*** Records supplied
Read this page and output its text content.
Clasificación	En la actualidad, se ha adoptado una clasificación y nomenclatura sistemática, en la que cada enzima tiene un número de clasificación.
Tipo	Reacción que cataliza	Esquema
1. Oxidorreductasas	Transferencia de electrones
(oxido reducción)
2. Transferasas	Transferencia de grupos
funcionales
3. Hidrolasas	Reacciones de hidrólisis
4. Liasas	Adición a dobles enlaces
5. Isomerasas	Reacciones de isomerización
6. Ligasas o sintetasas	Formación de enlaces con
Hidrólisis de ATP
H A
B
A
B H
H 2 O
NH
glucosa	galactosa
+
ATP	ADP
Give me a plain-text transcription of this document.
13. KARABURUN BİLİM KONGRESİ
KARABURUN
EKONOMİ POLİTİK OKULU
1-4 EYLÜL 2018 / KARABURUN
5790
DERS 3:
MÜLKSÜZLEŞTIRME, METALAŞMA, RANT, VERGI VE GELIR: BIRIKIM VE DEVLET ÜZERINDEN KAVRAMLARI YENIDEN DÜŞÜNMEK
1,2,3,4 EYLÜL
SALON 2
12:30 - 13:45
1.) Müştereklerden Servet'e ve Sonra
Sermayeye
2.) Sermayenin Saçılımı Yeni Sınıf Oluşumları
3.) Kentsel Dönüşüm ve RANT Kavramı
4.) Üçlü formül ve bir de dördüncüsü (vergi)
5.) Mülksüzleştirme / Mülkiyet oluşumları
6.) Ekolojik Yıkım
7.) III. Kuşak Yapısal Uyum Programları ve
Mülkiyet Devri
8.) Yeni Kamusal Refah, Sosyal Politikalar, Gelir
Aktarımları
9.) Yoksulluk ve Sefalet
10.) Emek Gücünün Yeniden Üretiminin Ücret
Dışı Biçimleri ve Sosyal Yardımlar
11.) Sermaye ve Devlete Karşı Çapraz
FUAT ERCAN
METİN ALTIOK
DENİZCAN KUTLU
******
* _Exercise aim_:
In the records above, locate every line with the string "enlaces" and copy it.

* _Exercise answer_:
4. Liasas	Adición a dobles enlaces
6. Ligasas o sintetasas	Formación de enlaces con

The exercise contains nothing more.